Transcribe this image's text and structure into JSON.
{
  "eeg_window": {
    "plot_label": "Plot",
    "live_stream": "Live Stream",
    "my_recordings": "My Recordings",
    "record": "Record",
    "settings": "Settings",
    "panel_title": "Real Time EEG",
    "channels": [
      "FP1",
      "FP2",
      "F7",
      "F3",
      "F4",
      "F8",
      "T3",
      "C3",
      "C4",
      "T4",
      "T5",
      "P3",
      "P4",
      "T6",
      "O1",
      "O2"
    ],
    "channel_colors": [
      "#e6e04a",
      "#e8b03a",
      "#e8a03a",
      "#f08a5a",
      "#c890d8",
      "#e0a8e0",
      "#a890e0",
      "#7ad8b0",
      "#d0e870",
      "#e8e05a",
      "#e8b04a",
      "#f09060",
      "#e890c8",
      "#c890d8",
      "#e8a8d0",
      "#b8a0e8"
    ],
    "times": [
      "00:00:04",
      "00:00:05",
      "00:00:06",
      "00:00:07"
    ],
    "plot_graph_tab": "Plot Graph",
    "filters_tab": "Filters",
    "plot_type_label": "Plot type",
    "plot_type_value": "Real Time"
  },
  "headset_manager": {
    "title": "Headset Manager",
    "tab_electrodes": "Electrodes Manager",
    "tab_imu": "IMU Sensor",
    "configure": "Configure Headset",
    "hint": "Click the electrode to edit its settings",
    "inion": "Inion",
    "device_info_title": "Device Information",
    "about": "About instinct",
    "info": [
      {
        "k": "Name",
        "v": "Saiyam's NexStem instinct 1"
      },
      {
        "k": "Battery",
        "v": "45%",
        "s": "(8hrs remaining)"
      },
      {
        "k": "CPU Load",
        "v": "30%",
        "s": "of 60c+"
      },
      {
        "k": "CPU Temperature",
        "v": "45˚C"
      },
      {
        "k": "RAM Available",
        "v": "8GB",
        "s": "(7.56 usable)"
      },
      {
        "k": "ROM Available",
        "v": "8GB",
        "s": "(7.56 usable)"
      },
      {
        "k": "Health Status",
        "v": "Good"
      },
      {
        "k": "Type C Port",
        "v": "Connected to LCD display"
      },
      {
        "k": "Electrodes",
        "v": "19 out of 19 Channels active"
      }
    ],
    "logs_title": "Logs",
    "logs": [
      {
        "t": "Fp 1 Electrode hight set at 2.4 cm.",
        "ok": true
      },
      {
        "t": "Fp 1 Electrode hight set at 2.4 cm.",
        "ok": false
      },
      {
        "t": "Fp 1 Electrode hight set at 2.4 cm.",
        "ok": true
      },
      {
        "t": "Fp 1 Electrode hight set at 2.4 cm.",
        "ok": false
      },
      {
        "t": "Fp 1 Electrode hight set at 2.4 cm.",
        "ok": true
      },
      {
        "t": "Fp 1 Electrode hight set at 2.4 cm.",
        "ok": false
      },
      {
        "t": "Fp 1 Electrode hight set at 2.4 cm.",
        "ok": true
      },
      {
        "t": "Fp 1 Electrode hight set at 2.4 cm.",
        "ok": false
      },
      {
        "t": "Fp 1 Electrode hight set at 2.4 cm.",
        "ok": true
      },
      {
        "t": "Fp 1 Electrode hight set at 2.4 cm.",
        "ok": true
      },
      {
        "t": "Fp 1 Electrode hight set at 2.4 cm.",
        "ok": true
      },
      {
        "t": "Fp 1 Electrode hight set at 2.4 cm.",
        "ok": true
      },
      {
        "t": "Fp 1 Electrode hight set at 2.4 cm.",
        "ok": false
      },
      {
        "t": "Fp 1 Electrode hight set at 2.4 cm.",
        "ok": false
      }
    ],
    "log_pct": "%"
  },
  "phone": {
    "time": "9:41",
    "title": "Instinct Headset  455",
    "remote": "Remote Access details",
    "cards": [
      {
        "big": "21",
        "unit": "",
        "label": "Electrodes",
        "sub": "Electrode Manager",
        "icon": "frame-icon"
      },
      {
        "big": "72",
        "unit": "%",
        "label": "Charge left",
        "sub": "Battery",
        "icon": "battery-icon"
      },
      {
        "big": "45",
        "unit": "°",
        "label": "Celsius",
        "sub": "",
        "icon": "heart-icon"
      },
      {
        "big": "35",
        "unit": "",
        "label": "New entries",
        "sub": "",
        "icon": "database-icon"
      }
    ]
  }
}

----------------

**Stated problem:**
Output the records above in their entirety, exactly.

**Exercise response:**
Transcribe this image's text and structure into JSON.
{
  "eeg_window": {
    "plot_label": "Plot",
    "live_stream": "Live Stream",
    "my_recordings": "My Recordings",
    "record": "Record",
    "settings": "Settings",
    "panel_title": "Real Time EEG",
    "channels": [
      "FP1",
      "FP2",
      "F7",
      "F3",
      "F4",
      "F8",
      "T3",
      "C3",
      "C4",
      "T4",
      "T5",
      "P3",
      "P4",
      "T6",
      "O1",
      "O2"
    ],
    "channel_colors": [
      "#e6e04a",
      "#e8b03a",
      "#e8a03a",
      "#f08a5a",
      "#c890d8",
      "#e0a8e0",
      "#a890e0",
      "#7ad8b0",
      "#d0e870",
      "#e8e05a",
      "#e8b04a",
      "#f09060",
      "#e890c8",
      "#c890d8",
      "#e8a8d0",
      "#b8a0e8"
    ],
    "times": [
      "00:00:04",
      "00:00:05",
      "00:00:06",
      "00:00:07"
    ],
    "plot_graph_tab": "Plot Graph",
    "filters_tab": "Filters",
    "plot_type_label": "Plot type",
    "plot_type_value": "Real Time"
  },
  "headset_manager": {
    "title": "Headset Manager",
    "tab_electrodes": "Electrodes Manager",
    "tab_imu": "IMU Sensor",
    "configure": "Configure Headset",
    "hint": "Click the electrode to edit its settings",
    "inion": "Inion",
    "device_info_title": "Device Information",
    "about": "About instinct",
    "info": [
      {
        "k": "Name",
        "v": "Saiyam's NexStem instinct 1"
      },
      {
        "k": "Battery",
        "v": "45%",
        "s": "(8hrs remaining)"
      },
      {
        "k": "CPU Load",
        "v": "30%",
        "s": "of 60c+"
      },
      {
        "k": "CPU Temperature",
        "v": "45˚C"
      },
      {
        "k": "RAM Available",
        "v": "8GB",
        "s": "(7.56 usable)"
      },
      {
        "k": "ROM Available",
        "v": "8GB",
        "s": "(7.56 usable)"
      },
      {
        "k": "Health Status",
        "v": "Good"
      },
      {
        "k": "Type C Port",
        "v": "Connected to LCD display"
      },
      {
        "k": "Electrodes",
        "v": "19 out of 19 Channels active"
      }
    ],
    "logs_title": "Logs",
    "logs": [
      {
        "t": "Fp 1 Electrode hight set at 2.4 cm.",
        "ok": true
      },
      {
        "t": "Fp 1 Electrode hight set at 2.4 cm.",
        "ok": false
      },
      {
        "t": "Fp 1 Electrode hight set at 2.4 cm.",
        "ok": true
      },
      {
        "t": "Fp 1 Electrode hight set at 2.4 cm.",
        "ok": false
      },
      {
        "t": "Fp 1 Electrode hight set at 2.4 cm.",
        "ok": true
      },
      {
        "t": "Fp 1 Electrode hight set at 2.4 cm.",
        "ok": false
      },
      {
        "t": "Fp 1 Electrode hight set at 2.4 cm.",
        "ok": true
      },
      {
        "t": "Fp 1 Electrode hight set at 2.4 cm.",
        "ok": false
      },
      {
        "t": "Fp 1 Electrode hight set at 2.4 cm.",
        "ok": true
      },
      {
        "t": "Fp 1 Electrode hight set at 2.4 cm.",
        "ok": true
      },
      {
        "t": "Fp 1 Electrode hight set at 2.4 cm.",
        "ok": true
      },
      {
        "t": "Fp 1 Electrode hight set at 2.4 cm.",
        "ok": true
      },
      {
        "t": "Fp 1 Electrode hight set at 2.4 cm.",
        "ok": false
      },
      {
        "t": "Fp 1 Electrode hight set at 2.4 cm.",
        "ok": false
      }
    ],
    "log_pct": "%"
  },
  "phone": {
    "time": "9:41",
    "title": "Instinct Headset  455",
    "remote": "Remote Access details",
    "cards": [
      {
        "big": "21",
        "unit": "",
        "label": "Electrodes",
        "sub": "Electrode Manager",
        "icon": "frame-icon"
      },
      {
        "big": "72",
        "unit": "%",
        "label": "Charge left",
        "sub": "Battery",
        "icon": "battery-icon"
      },
      {
        "big": "45",
        "unit": "°",
        "label": "Celsius",
        "sub": "",
        "icon": "heart-icon"
      },
      {
        "big": "35",
        "unit": "",
        "label": "New entries",
        "sub": "",
        "icon": "database-icon"
      }
    ]
  }
}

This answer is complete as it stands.